• **Written request**
Search the data for the string "houses" and extract every line where it appears.

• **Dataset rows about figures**
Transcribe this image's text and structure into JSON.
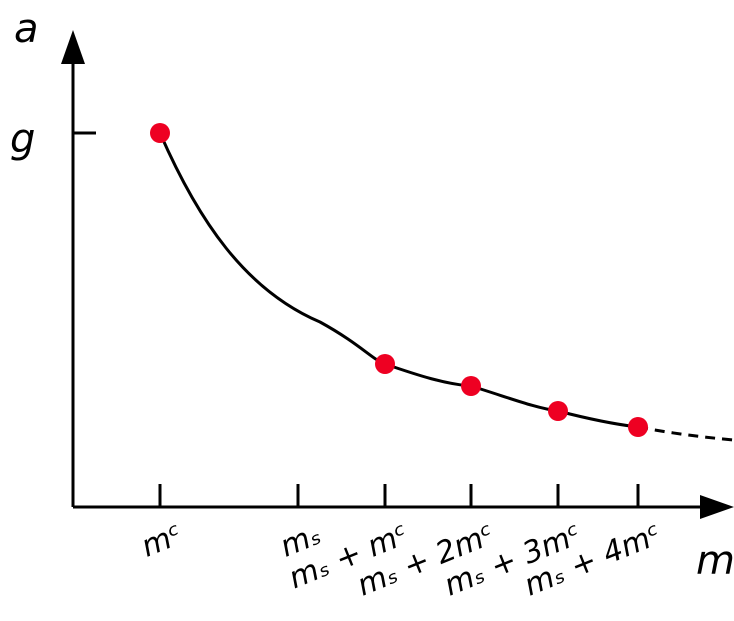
{
  "chart_data": {
    "type": "line",
    "title": "",
    "xlabel": "m",
    "ylabel": "a",
    "y_tick_labels": [
      "g"
    ],
    "x_tick_labels": [
      "mᶜ",
      "mₛ",
      "mₛ + mᶜ",
      "mₛ + 2mᶜ",
      "mₛ + 3mᶜ",
      "mₛ + 4mᶜ"
    ],
    "points": [
      {
        "x": "mᶜ",
        "y": "g"
      },
      {
        "x": "mₛ + mᶜ",
        "y": ""
      },
      {
        "x": "mₛ + 2mᶜ",
        "y": ""
      },
      {
        "x": "mₛ + 3mᶜ",
        "y": ""
      },
      {
        "x": "mₛ + 4mᶜ",
        "y": ""
      }
    ],
    "curve": "decreasing hyperbola-like, dashed continuation after last point",
    "grid": false,
    "colors": {
      "axes": "#000000",
      "curve": "#000000",
      "points": "#ee0022"
    }
  }
}
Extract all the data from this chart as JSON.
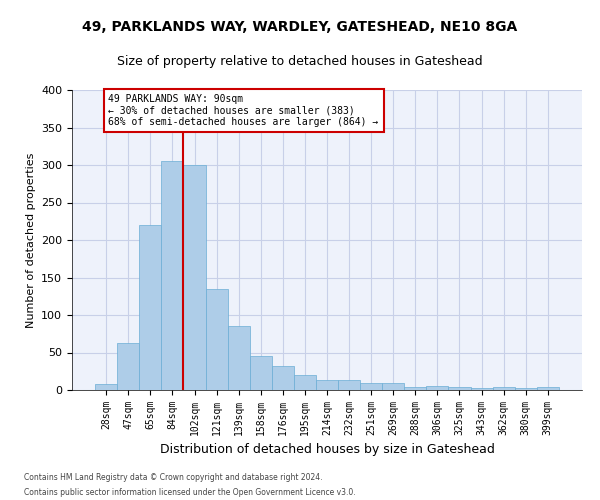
{
  "title1": "49, PARKLANDS WAY, WARDLEY, GATESHEAD, NE10 8GA",
  "title2": "Size of property relative to detached houses in Gateshead",
  "xlabel": "Distribution of detached houses by size in Gateshead",
  "ylabel": "Number of detached properties",
  "categories": [
    "28sqm",
    "47sqm",
    "65sqm",
    "84sqm",
    "102sqm",
    "121sqm",
    "139sqm",
    "158sqm",
    "176sqm",
    "195sqm",
    "214sqm",
    "232sqm",
    "251sqm",
    "269sqm",
    "288sqm",
    "306sqm",
    "325sqm",
    "343sqm",
    "362sqm",
    "380sqm",
    "399sqm"
  ],
  "values": [
    8,
    63,
    220,
    306,
    300,
    135,
    85,
    46,
    32,
    20,
    14,
    13,
    10,
    10,
    4,
    5,
    4,
    3,
    4,
    3,
    4
  ],
  "bar_color": "#aecde8",
  "bar_edge_color": "#6aadd5",
  "vline_x": 3.5,
  "annotation_line1": "49 PARKLANDS WAY: 90sqm",
  "annotation_line2": "← 30% of detached houses are smaller (383)",
  "annotation_line3": "68% of semi-detached houses are larger (864) →",
  "annotation_box_color": "#ffffff",
  "annotation_box_edge": "#cc0000",
  "vline_color": "#cc0000",
  "footer1": "Contains HM Land Registry data © Crown copyright and database right 2024.",
  "footer2": "Contains public sector information licensed under the Open Government Licence v3.0.",
  "ylim": [
    0,
    400
  ],
  "yticks": [
    0,
    50,
    100,
    150,
    200,
    250,
    300,
    350,
    400
  ],
  "grid_color": "#c8d0e8",
  "bg_color": "#eef2fb",
  "title1_fontsize": 10,
  "title2_fontsize": 9,
  "ylabel_fontsize": 8,
  "xlabel_fontsize": 9,
  "tick_fontsize": 7
}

• **Written reply**
  "title2": "Size of property relative to detached houses in Gateshead",
  "xlabel": "Distribution of detached houses by size in Gateshead",
  "annotation_line2": "← 30% of detached houses are smaller (383)",
  "annotation_line3": "68% of semi-detached houses are larger (864) →",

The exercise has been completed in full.